To do >> Count how many lines below contain the word "this", then give that number alone.

***** Source data *****

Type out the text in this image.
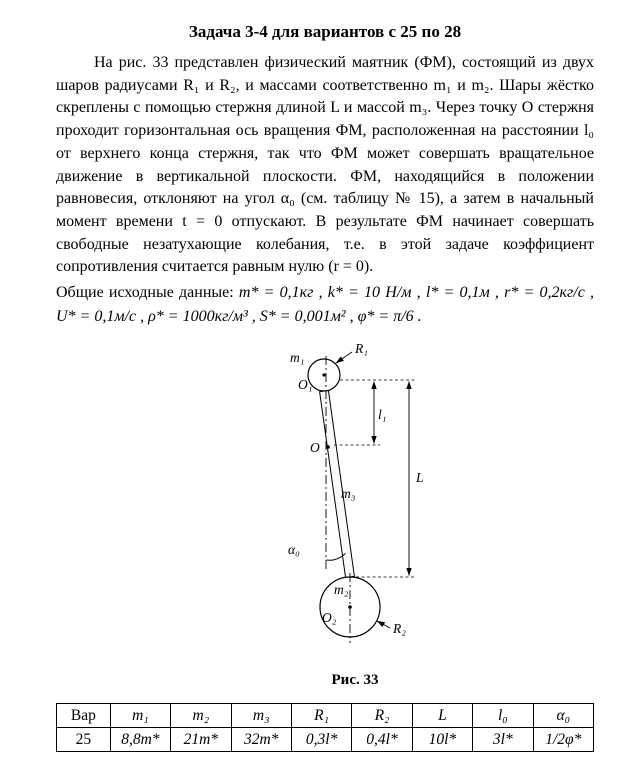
Задача 3-4 для вариантов с 25 по 28

На рис. 33 представлен физический маятник (ФМ), состоящий из двух шаров радиусами R₁ и R₂, и массами соответственно m₁ и m₂. Шары жёстко скреплены с помощью стержня длиной L и массой m₃. Через точку O стержня проходит горизонтальная ось вращения ФМ, расположенная на расстоянии l₀ от верхнего конца стержня, так что ФМ может совершать вращательное движение в вертикальной плоскости. ФМ, находящийся в положении равновесия, отклоняют на угол α₀ (см. таблицу № 15), а затем в начальный момент времени t = 0 отпускают. В результате ФМ начинает совершать свободные незатухающие колебания, т.е. в этой задаче коэффициент сопротивления считается равным нулю (r = 0).

Общие исходные данные: m* = 0,1кг , k* = 10 Н/м , l* = 0,1м , r* = 0,2кг/с , U* = 0,1м/с , ρ* = 1000кг/м³ , S* = 0,001м² , φ* = π/6 .

m₁
R₁
O₁
l₁
O
L
m₃
α₀
m₂
O₂
R₂
Рис. 33
Вар	m₁	m₂	m₃	R₁	R₂	L	l₀	α₀
25	8,8m*	21m*	32m*	0,3l*	0,4l*	10l*	3l*	1/2φ*
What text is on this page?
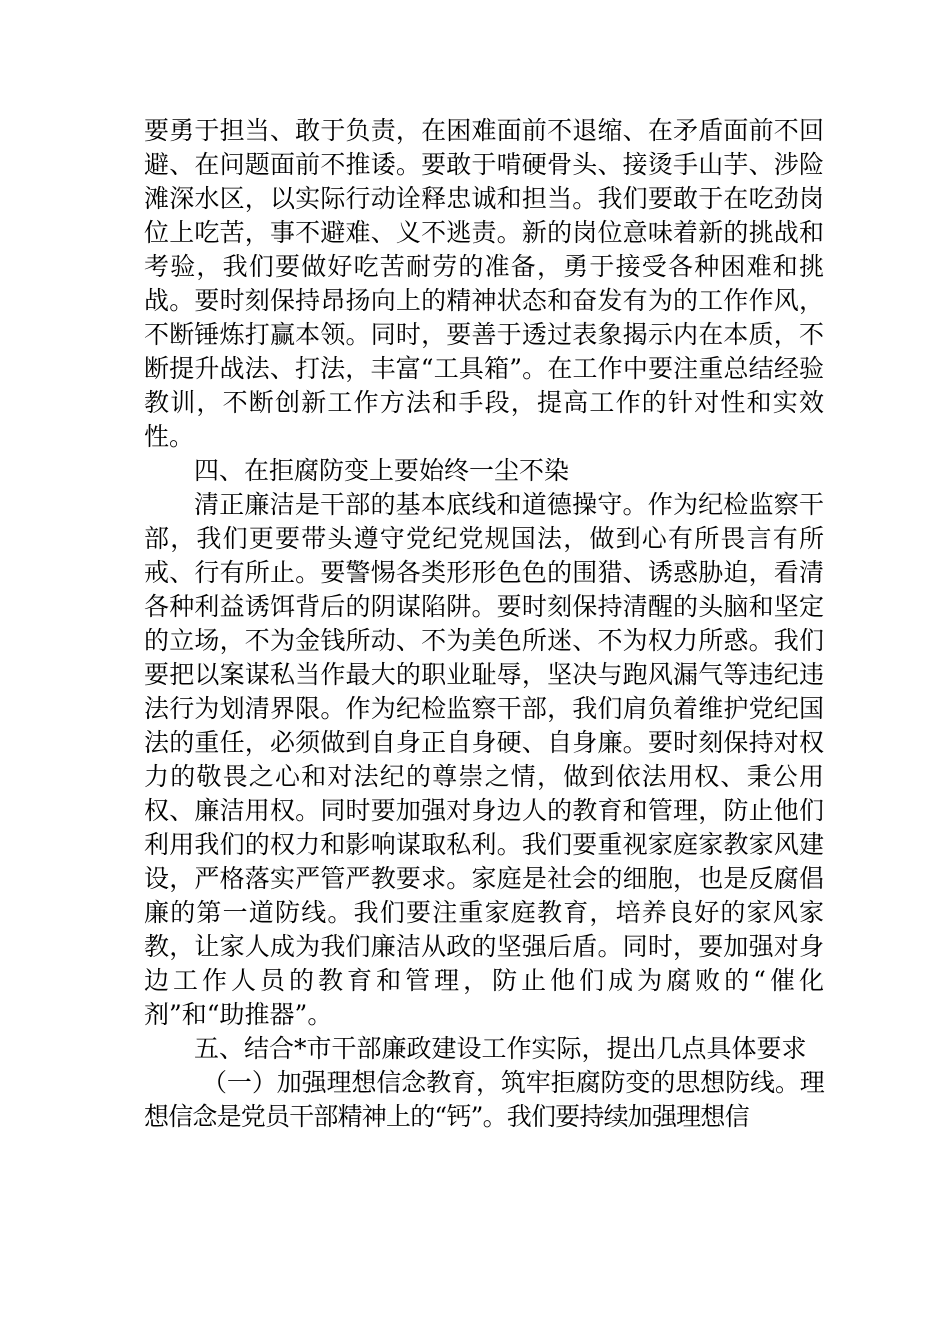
要勇于担当、敢于负责，在困难面前不退缩、在矛盾面前不回避、在问题面前不推诿。要敢于啃硬骨头、接烫手山芋、涉险滩深水区，以实际行动诠释忠诚和担当。我们要敢于在吃劲岗位上吃苦，事不避难、义不逃责。新的岗位意味着新的挑战和考验，我们要做好吃苦耐劳的准备，勇于接受各种困难和挑战。要时刻保持昂扬向上的精神状态和奋发有为的工作作风，不断锤炼打赢本领。同时，要善于透过表象揭示内在本质，不断提升战法、打法，丰富“工具箱”。在工作中要注重总结经验教训，不断创新工作方法和手段，提高工作的针对性和实效性。

四、在拒腐防变上要始终一尘不染

清正廉洁是干部的基本底线和道德操守。作为纪检监察干部，我们更要带头遵守党纪党规国法，做到心有所畏言有所戒、行有所止。要警惕各类形形色色的围猎、诱惑胁迫，看清各种利益诱饵背后的阴谋陷阱。要时刻保持清醒的头脑和坚定的立场，不为金钱所动、不为美色所迷、不为权力所惑。我们要把以案谋私当作最大的职业耻辱，坚决与跑风漏气等违纪违法行为划清界限。作为纪检监察干部，我们肩负着维护党纪国法的重任，必须做到自身正自身硬、自身廉。要时刻保持对权力的敬畏之心和对法纪的尊崇之情，做到依法用权、秉公用权、廉洁用权。同时要加强对身边人的教育和管理，防止他们利用我们的权力和影响谋取私利。我们要重视家庭家教家风建设，严格落实严管严教要求。家庭是社会的细胞，也是反腐倡廉的第一道防线。我们要注重家庭教育，培养良好的家风家教，让家人成为我们廉洁从政的坚强后盾。同时，要加强对身边工作人员的教育和管理，防止他们成为腐败的“催化剂”和“助推器”。

五、结合*市干部廉政建设工作实际，提出几点具体要求

（一）加强理想信念教育，筑牢拒腐防变的思想防线。理想信念是党员干部精神上的“钙”。我们要持续加强理想信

*****

Full solution >> 2